### Work required
Every line below is to be quoted exactly, with nothing added or dropped.

### Input data
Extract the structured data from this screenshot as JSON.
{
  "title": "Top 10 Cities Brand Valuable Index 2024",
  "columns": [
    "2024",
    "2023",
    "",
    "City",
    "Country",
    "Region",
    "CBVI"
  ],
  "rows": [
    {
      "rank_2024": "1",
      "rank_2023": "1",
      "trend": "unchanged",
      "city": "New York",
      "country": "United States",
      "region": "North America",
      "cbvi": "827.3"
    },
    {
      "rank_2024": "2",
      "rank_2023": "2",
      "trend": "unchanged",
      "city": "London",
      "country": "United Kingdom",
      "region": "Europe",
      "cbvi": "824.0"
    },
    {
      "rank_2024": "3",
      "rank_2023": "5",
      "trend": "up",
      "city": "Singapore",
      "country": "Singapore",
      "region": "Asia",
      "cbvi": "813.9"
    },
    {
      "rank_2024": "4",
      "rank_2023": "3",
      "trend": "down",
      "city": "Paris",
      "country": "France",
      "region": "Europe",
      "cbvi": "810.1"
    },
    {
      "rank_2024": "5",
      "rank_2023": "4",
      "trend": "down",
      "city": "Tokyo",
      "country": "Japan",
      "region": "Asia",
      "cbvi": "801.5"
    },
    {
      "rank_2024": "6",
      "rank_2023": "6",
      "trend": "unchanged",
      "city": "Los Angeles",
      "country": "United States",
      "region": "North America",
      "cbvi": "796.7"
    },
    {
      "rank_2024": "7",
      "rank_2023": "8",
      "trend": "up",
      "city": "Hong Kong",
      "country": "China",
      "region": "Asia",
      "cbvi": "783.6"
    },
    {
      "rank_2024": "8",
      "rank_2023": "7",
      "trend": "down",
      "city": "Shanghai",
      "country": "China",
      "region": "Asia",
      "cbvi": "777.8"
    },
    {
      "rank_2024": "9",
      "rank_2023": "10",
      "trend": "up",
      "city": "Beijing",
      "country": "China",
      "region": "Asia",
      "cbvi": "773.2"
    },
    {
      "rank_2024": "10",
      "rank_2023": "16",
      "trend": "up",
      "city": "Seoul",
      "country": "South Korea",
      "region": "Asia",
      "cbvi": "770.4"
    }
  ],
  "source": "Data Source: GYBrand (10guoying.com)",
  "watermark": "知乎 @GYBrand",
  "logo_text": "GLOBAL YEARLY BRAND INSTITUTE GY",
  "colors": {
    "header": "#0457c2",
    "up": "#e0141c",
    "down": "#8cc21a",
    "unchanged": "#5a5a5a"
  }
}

### Completed task
Extract the structured data from this screenshot as JSON.
{
  "title": "Top 10 Cities Brand Valuable Index 2024",
  "columns": [
    "2024",
    "2023",
    "",
    "City",
    "Country",
    "Region",
    "CBVI"
  ],
  "rows": [
    {
      "rank_2024": "1",
      "rank_2023": "1",
      "trend": "unchanged",
      "city": "New York",
      "country": "United States",
      "region": "North America",
      "cbvi": "827.3"
    },
    {
      "rank_2024": "2",
      "rank_2023": "2",
      "trend": "unchanged",
      "city": "London",
      "country": "United Kingdom",
      "region": "Europe",
      "cbvi": "824.0"
    },
    {
      "rank_2024": "3",
      "rank_2023": "5",
      "trend": "up",
      "city": "Singapore",
      "country": "Singapore",
      "region": "Asia",
      "cbvi": "813.9"
    },
    {
      "rank_2024": "4",
      "rank_2023": "3",
      "trend": "down",
      "city": "Paris",
      "country": "France",
      "region": "Europe",
      "cbvi": "810.1"
    },
    {
      "rank_2024": "5",
      "rank_2023": "4",
      "trend": "down",
      "city": "Tokyo",
      "country": "Japan",
      "region": "Asia",
      "cbvi": "801.5"
    },
    {
      "rank_2024": "6",
      "rank_2023": "6",
      "trend": "unchanged",
      "city": "Los Angeles",
      "country": "United States",
      "region": "North America",
      "cbvi": "796.7"
    },
    {
      "rank_2024": "7",
      "rank_2023": "8",
      "trend": "up",
      "city": "Hong Kong",
      "country": "China",
      "region": "Asia",
      "cbvi": "783.6"
    },
    {
      "rank_2024": "8",
      "rank_2023": "7",
      "trend": "down",
      "city": "Shanghai",
      "country": "China",
      "region": "Asia",
      "cbvi": "777.8"
    },
    {
      "rank_2024": "9",
      "rank_2023": "10",
      "trend": "up",
      "city": "Beijing",
      "country": "China",
      "region": "Asia",
      "cbvi": "773.2"
    },
    {
      "rank_2024": "10",
      "rank_2023": "16",
      "trend": "up",
      "city": "Seoul",
      "country": "South Korea",
      "region": "Asia",
      "cbvi": "770.4"
    }
  ],
  "source": "Data Source: GYBrand (10guoying.com)",
  "watermark": "知乎 @GYBrand",
  "logo_text": "GLOBAL YEARLY BRAND INSTITUTE GY",
  "colors": {
    "header": "#0457c2",
    "up": "#e0141c",
    "down": "#8cc21a",
    "unchanged": "#5a5a5a"
  }
}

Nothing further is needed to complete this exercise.